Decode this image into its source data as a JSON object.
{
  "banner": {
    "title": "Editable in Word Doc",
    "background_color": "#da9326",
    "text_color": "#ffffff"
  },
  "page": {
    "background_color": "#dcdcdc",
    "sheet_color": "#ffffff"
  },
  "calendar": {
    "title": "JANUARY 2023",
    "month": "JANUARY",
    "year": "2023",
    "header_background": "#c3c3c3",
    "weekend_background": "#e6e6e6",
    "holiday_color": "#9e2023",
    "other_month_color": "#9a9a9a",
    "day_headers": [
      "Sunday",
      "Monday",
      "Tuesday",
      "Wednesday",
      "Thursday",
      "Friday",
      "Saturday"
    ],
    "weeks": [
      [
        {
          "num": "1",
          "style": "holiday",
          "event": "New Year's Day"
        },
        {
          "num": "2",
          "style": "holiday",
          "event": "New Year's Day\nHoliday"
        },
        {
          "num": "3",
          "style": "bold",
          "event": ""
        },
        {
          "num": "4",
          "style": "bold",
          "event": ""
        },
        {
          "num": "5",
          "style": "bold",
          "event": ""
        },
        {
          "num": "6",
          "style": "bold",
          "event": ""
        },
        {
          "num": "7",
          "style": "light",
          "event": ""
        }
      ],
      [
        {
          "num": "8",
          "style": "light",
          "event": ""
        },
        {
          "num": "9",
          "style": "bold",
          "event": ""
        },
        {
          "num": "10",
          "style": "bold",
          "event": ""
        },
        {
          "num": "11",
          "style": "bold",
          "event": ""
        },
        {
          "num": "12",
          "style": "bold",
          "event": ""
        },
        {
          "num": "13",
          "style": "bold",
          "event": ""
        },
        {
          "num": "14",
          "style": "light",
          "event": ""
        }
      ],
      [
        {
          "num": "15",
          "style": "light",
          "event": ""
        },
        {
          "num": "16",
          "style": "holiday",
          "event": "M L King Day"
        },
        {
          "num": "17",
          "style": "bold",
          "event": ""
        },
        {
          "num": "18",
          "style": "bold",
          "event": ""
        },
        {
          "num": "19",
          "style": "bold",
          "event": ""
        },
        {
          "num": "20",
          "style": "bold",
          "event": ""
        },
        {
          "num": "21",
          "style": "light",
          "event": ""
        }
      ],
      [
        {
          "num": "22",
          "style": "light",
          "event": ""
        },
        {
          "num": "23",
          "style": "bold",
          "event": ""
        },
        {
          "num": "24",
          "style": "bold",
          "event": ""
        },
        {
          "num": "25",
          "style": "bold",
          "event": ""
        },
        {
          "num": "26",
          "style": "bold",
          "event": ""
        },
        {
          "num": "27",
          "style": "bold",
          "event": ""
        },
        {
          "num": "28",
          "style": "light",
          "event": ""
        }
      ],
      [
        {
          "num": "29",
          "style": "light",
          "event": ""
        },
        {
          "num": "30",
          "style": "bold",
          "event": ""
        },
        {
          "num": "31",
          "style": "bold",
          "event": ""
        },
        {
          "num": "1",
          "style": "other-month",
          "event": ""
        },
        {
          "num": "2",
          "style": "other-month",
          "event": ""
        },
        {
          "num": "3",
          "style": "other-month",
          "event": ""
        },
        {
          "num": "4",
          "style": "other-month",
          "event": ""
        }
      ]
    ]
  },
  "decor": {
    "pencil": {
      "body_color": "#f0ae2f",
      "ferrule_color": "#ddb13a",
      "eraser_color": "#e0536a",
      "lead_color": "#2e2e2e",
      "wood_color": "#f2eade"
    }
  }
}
::::::::
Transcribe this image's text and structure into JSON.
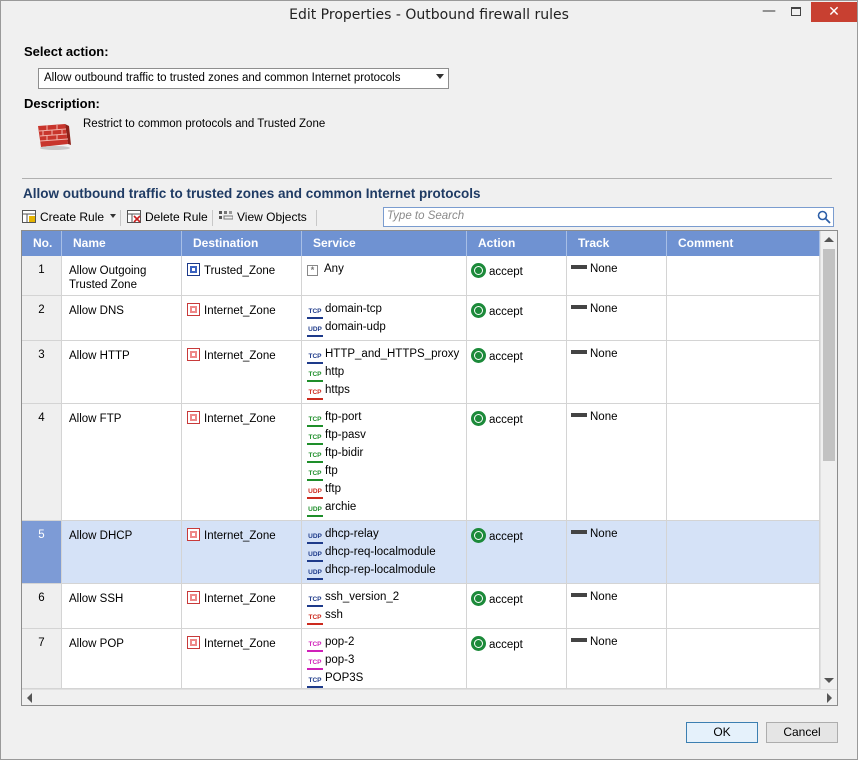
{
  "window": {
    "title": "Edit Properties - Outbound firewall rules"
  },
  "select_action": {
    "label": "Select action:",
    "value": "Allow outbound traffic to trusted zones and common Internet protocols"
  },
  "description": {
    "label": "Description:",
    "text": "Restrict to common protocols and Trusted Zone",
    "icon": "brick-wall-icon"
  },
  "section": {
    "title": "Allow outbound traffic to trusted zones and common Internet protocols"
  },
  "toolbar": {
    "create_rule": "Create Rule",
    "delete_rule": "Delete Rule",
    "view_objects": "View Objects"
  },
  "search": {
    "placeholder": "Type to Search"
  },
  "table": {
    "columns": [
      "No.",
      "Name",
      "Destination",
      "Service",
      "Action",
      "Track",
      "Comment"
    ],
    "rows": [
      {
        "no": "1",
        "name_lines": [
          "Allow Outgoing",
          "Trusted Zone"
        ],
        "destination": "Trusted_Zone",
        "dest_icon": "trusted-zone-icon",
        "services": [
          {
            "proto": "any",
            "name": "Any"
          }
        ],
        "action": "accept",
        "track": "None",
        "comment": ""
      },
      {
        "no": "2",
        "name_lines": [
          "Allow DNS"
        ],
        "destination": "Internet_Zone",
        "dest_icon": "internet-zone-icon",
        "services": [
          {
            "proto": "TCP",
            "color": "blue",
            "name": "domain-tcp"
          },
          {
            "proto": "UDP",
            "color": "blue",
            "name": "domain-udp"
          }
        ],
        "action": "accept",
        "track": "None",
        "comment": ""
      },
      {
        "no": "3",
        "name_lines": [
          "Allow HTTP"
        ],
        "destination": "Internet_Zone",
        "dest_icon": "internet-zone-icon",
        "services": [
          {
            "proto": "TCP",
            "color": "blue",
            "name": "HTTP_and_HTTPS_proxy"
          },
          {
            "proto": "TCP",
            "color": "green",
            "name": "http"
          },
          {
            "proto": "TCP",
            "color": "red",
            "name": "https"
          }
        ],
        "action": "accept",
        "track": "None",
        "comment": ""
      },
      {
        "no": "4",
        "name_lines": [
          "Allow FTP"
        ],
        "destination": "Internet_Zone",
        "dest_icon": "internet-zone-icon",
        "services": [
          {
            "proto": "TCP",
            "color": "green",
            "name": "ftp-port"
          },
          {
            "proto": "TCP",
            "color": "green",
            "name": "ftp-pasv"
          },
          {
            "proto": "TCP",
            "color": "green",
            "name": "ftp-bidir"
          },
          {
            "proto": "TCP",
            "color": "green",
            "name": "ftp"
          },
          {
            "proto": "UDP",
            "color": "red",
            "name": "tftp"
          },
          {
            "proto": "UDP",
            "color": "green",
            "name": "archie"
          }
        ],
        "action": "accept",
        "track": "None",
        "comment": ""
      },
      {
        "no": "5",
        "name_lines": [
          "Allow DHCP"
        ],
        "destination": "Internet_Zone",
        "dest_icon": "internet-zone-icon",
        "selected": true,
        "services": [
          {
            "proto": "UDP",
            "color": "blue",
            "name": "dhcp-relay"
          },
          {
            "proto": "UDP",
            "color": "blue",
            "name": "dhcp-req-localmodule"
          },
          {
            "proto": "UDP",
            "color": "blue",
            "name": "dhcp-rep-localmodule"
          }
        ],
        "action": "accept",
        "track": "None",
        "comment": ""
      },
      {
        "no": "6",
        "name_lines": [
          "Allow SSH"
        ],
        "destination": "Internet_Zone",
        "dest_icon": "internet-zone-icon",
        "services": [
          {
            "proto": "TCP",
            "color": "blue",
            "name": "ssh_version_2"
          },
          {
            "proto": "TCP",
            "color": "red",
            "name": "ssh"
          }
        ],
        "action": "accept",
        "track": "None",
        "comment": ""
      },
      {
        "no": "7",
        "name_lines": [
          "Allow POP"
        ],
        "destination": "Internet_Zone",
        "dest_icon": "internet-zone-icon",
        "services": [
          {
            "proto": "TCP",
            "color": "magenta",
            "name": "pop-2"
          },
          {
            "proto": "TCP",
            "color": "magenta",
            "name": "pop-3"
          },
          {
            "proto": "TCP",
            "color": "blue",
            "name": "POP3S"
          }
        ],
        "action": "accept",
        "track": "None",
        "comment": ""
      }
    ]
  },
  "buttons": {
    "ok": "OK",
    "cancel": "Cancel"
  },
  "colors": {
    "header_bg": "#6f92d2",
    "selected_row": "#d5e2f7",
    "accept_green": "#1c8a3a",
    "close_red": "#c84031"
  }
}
::::::::
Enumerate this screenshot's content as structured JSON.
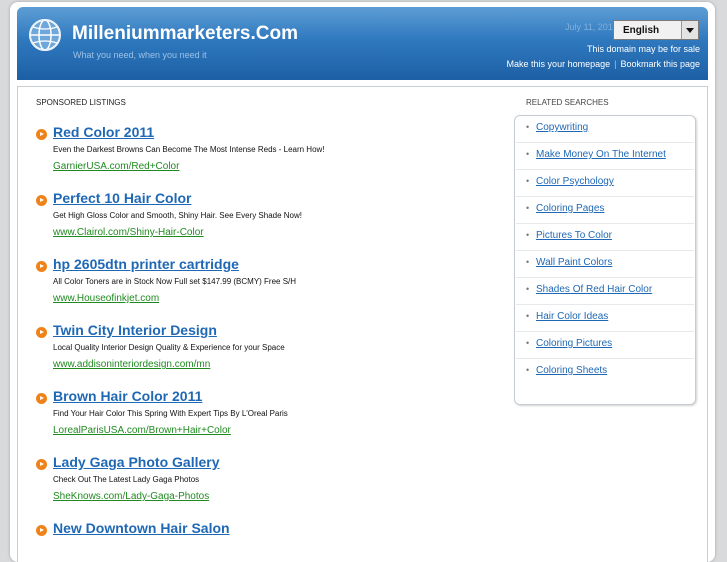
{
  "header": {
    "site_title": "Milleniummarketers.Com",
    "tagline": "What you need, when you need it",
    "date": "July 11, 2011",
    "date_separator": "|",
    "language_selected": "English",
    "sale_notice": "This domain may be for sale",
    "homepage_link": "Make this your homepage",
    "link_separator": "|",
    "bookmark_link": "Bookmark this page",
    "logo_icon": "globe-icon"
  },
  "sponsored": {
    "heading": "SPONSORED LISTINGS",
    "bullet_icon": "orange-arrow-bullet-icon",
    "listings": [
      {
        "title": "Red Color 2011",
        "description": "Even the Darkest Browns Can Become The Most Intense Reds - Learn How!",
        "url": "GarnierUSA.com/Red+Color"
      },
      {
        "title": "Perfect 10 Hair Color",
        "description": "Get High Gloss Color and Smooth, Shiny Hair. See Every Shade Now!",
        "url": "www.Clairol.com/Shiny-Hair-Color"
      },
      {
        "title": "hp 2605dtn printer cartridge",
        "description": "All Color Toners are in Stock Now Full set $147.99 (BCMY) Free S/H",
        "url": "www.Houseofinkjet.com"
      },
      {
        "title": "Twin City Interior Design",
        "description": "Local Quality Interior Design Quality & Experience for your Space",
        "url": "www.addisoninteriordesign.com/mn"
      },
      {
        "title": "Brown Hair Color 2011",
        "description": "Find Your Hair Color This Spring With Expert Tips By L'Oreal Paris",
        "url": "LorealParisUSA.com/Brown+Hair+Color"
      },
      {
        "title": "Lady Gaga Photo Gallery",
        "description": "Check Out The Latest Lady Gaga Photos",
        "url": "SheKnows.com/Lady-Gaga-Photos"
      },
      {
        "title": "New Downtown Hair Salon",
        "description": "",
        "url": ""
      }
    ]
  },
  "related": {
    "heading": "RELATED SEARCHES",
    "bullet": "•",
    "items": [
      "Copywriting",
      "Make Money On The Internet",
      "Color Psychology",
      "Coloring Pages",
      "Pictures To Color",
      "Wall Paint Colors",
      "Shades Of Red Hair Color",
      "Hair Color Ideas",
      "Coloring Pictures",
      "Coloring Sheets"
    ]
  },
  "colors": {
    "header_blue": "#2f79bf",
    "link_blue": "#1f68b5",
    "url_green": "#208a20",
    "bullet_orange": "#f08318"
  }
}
::::::::
* [Task prompt]
Count the lines of the data that contain the string "Coloring", and reply with that number alone.

* [Output below]
3